- Given request
Reproduce verbatim only the lines from the one containing "Output a JSON" through the last line below, both included.

- Task data
** Begin **

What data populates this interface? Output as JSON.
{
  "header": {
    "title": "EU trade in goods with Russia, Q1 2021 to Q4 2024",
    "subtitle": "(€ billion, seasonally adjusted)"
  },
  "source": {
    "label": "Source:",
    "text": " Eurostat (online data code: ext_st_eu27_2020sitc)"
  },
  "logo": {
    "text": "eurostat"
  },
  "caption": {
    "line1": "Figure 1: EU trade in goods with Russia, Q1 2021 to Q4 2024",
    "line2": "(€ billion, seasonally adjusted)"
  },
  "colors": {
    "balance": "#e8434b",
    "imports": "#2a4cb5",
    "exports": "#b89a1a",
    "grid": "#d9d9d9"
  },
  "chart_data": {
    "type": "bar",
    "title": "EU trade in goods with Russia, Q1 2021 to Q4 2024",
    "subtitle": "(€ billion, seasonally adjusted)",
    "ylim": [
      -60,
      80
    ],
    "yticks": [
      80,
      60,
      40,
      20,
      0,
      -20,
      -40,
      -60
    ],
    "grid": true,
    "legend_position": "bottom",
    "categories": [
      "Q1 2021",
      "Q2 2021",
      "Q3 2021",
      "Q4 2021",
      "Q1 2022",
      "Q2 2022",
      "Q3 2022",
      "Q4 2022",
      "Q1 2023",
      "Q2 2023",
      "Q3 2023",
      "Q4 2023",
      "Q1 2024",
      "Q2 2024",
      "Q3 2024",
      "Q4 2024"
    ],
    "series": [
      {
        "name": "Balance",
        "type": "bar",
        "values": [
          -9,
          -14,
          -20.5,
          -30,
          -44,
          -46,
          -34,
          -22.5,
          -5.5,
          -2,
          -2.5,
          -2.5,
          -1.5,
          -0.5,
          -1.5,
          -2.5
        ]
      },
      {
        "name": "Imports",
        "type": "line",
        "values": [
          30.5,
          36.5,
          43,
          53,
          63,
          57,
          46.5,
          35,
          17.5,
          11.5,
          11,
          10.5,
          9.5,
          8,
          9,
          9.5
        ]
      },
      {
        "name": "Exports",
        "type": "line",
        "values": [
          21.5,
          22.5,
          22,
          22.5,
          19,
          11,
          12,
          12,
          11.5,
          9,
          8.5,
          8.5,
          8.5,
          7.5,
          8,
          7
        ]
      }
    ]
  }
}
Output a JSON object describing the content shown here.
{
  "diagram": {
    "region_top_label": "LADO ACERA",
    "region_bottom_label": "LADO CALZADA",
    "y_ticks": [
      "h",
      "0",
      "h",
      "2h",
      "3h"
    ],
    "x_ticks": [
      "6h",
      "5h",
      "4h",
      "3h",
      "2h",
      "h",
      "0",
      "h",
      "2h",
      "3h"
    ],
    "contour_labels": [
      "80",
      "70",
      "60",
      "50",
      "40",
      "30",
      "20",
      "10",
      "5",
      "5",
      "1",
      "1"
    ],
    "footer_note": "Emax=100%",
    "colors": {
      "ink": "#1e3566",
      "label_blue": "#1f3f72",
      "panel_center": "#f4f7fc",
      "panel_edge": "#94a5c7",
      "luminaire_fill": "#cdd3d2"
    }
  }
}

** End **

- Finished exercise
Output a JSON object describing the content shown here.
{
  "diagram": {
    "region_top_label": "LADO ACERA",
    "region_bottom_label": "LADO CALZADA",
    "y_ticks": [
      "h",
      "0",
      "h",
      "2h",
      "3h"
    ],
    "x_ticks": [
      "6h",
      "5h",
      "4h",
      "3h",
      "2h",
      "h",
      "0",
      "h",
      "2h",
      "3h"
    ],
    "contour_labels": [
      "80",
      "70",
      "60",
      "50",
      "40",
      "30",
      "20",
      "10",
      "5",
      "5",
      "1",
      "1"
    ],
    "footer_note": "Emax=100%",
    "colors": {
      "ink": "#1e3566",
      "label_blue": "#1f3f72",
      "panel_center": "#f4f7fc",
      "panel_edge": "#94a5c7",
      "luminaire_fill": "#cdd3d2"
    }
  }
}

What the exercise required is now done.